▸ Directions: Extract every line from the records below that contains the word "text".

— BEGIN Exercise input —

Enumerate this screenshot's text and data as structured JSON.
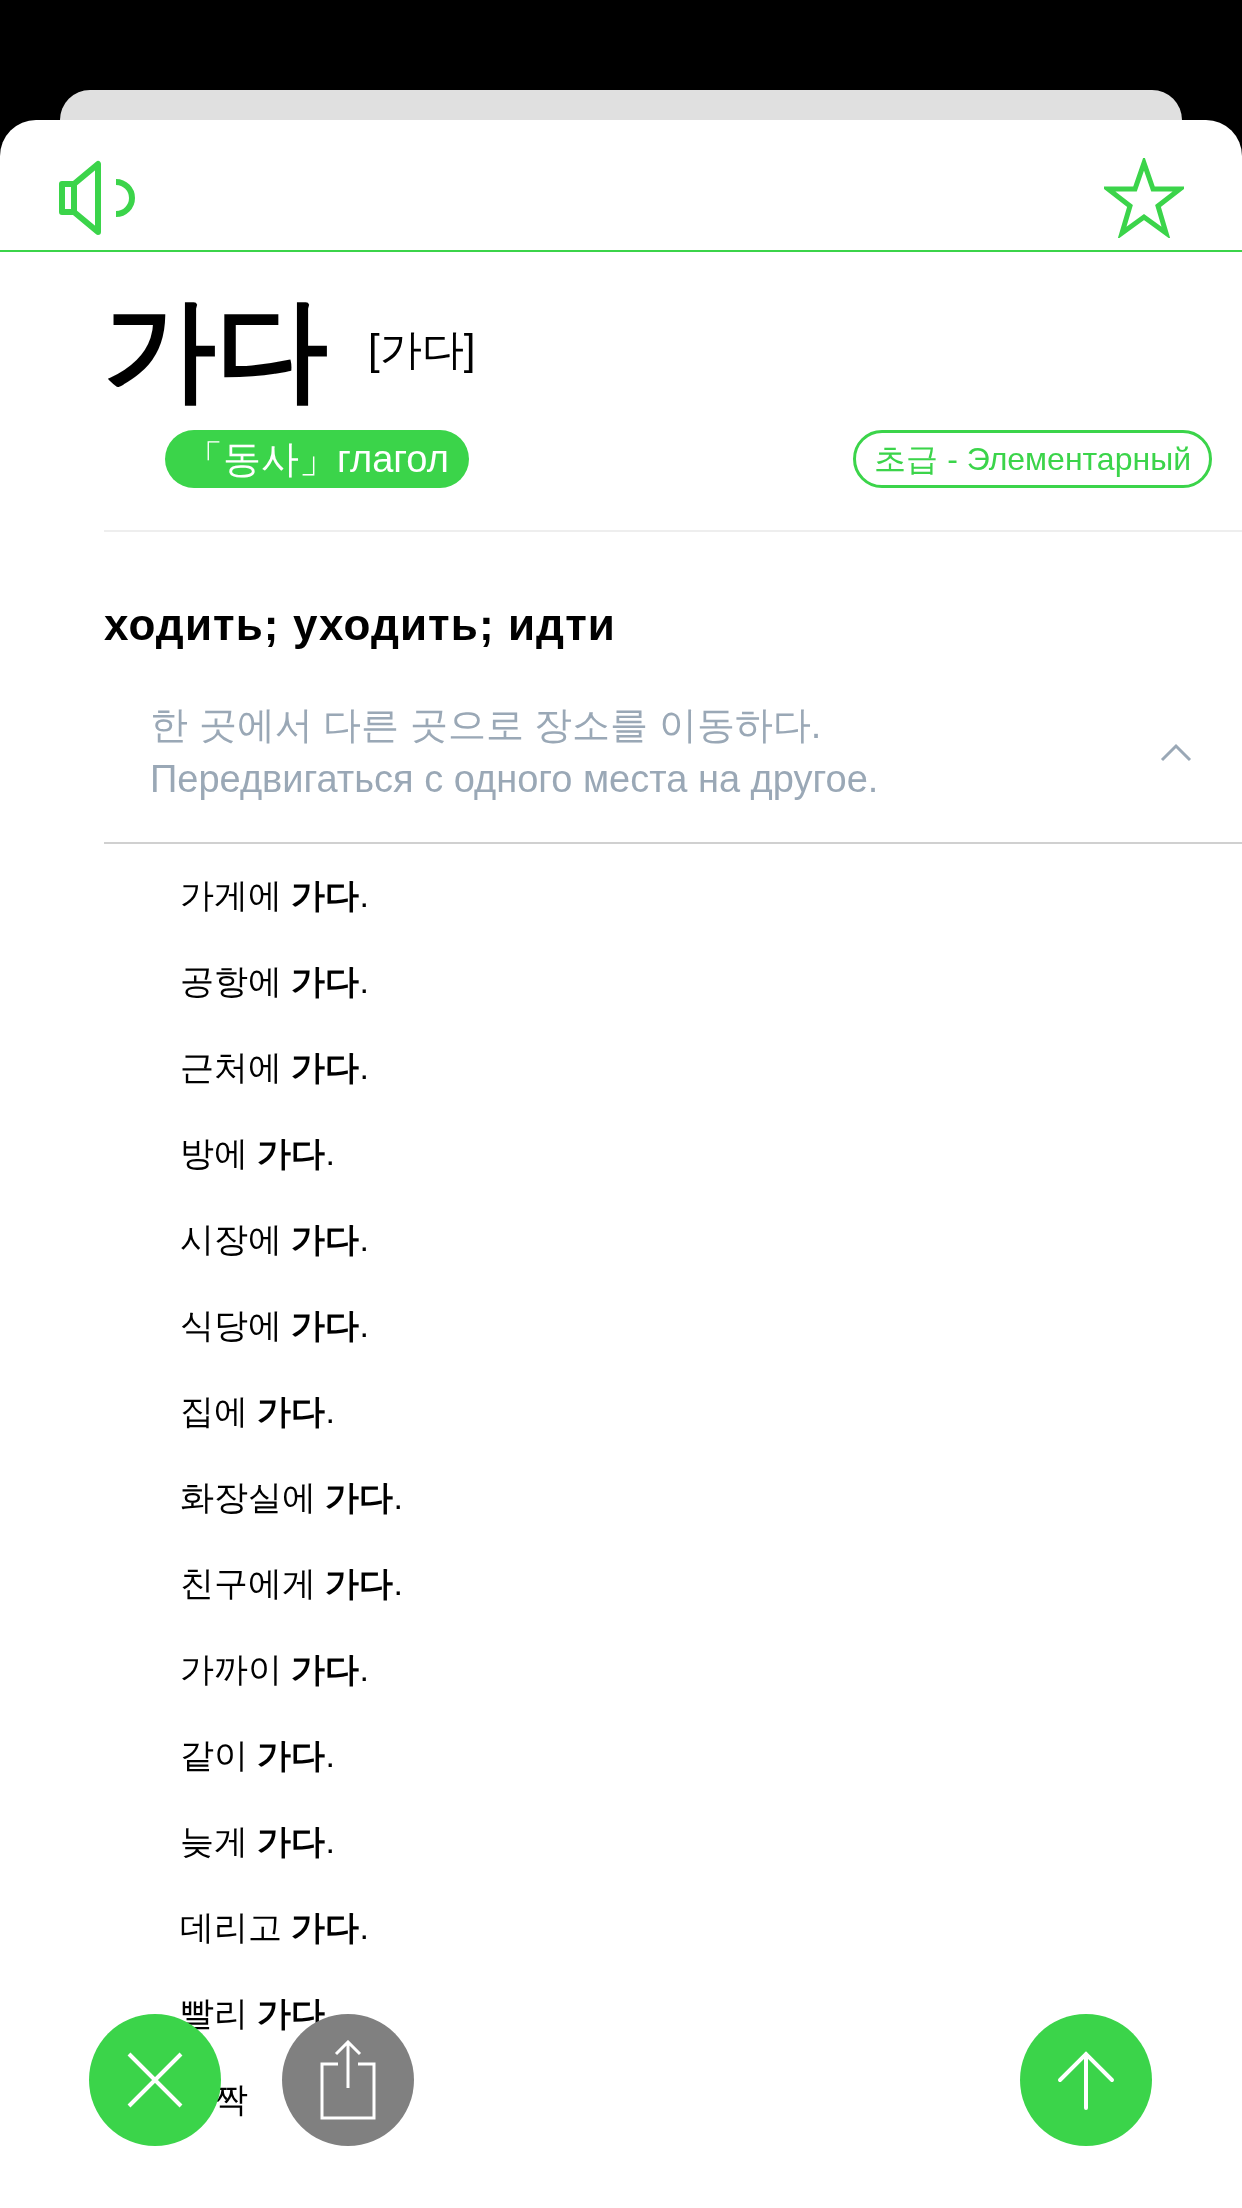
{
  "entry": {
    "word": "가다",
    "pronunciation": "[가다]",
    "part_of_speech": "「동사」глагол",
    "level": "초급 - Элементарный",
    "favorite": false
  },
  "sense": {
    "translation": "ходить; уходить; идти",
    "definition_ko": "한 곳에서 다른 곳으로 장소를 이동하다.",
    "definition_ru": "Передвигаться с одного места на другое.",
    "expanded": true
  },
  "examples": [
    "가게에 **가다**.",
    "공항에 **가다**.",
    "근처에 **가다**.",
    "방에 **가다**.",
    "시장에 **가다**.",
    "식당에 **가다**.",
    "집에 **가다**.",
    "화장실에 **가다**.",
    "친구에게 **가다**.",
    "가까이 **가다**.",
    "같이 **가다**.",
    "늦게 **가다**.",
    "데리고 **가다**.",
    "빨리 **가다**.",
    {
      "text": "짝",
      "partly_covered": true
    }
  ]
}
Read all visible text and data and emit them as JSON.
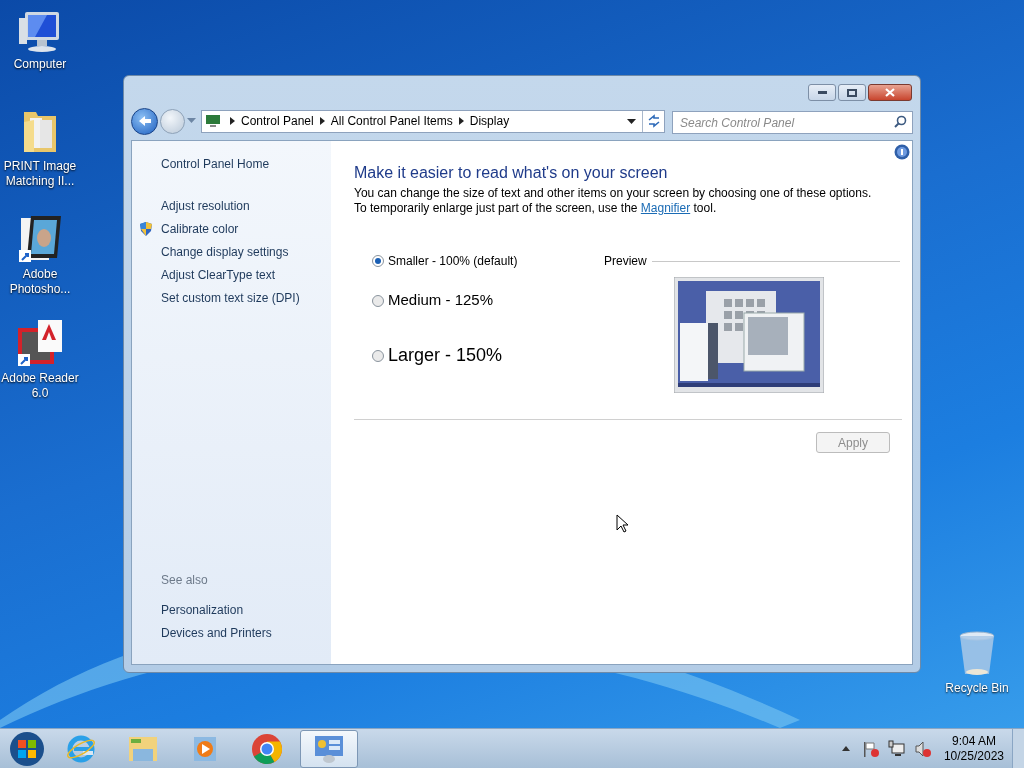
{
  "desktop_icons": [
    {
      "kind": "computer",
      "label": "Computer"
    },
    {
      "kind": "folder",
      "label": "PRINT Image Matching II..."
    },
    {
      "kind": "photo-app",
      "label": "Adobe Photosho..."
    },
    {
      "kind": "reader",
      "label": "Adobe Reader 6.0"
    },
    {
      "kind": "bin",
      "label": "Recycle Bin"
    }
  ],
  "window": {
    "breadcrumb": [
      "Control Panel",
      "All Control Panel Items",
      "Display"
    ],
    "search": {
      "placeholder": "Search Control Panel"
    },
    "sidebar": {
      "home": "Control Panel Home",
      "tasks": [
        {
          "label": "Adjust resolution",
          "shield": false
        },
        {
          "label": "Calibrate color",
          "shield": true
        },
        {
          "label": "Change display settings",
          "shield": false
        },
        {
          "label": "Adjust ClearType text",
          "shield": false
        },
        {
          "label": "Set custom text size (DPI)",
          "shield": false
        }
      ],
      "see_also_title": "See also",
      "see_also": [
        "Personalization",
        "Devices and Printers"
      ]
    },
    "main": {
      "heading": "Make it easier to read what's on your screen",
      "description_before": "You can change the size of text and other items on your screen by choosing one of these options. To temporarily enlarge just part of the screen, use the",
      "description_link": "Magnifier",
      "description_after": "tool.",
      "options": [
        {
          "kind": "small",
          "label": "Smaller - 100% (default)",
          "selected": true
        },
        {
          "kind": "medium",
          "label": "Medium - 125%",
          "selected": false
        },
        {
          "kind": "large",
          "label": "Larger - 150%",
          "selected": false
        }
      ],
      "preview_label": "Preview",
      "apply": {
        "label": "Apply",
        "disabled": true
      }
    }
  },
  "taskbar": {
    "items": [
      {
        "kind": "ie",
        "selected": false
      },
      {
        "kind": "explorer",
        "selected": false
      },
      {
        "kind": "media",
        "selected": false
      },
      {
        "kind": "chrome",
        "selected": false
      },
      {
        "kind": "control-panel",
        "selected": true
      }
    ],
    "time": "9:04 AM",
    "date": "10/25/2023"
  }
}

— END Exercise input —

▸ Result of the task:
Enumerate this screenshot's text and data as structured JSON.
      "text": "짝",
Read all visible text and data and emit them as JSON.
          "label": "Adjust ClearType text",
          "label": "Set custom text size (DPI)",
      "description_before": "You can change the size of text and other items on your screen by choosing one of these options. To temporarily enlarge just part of the screen, use the",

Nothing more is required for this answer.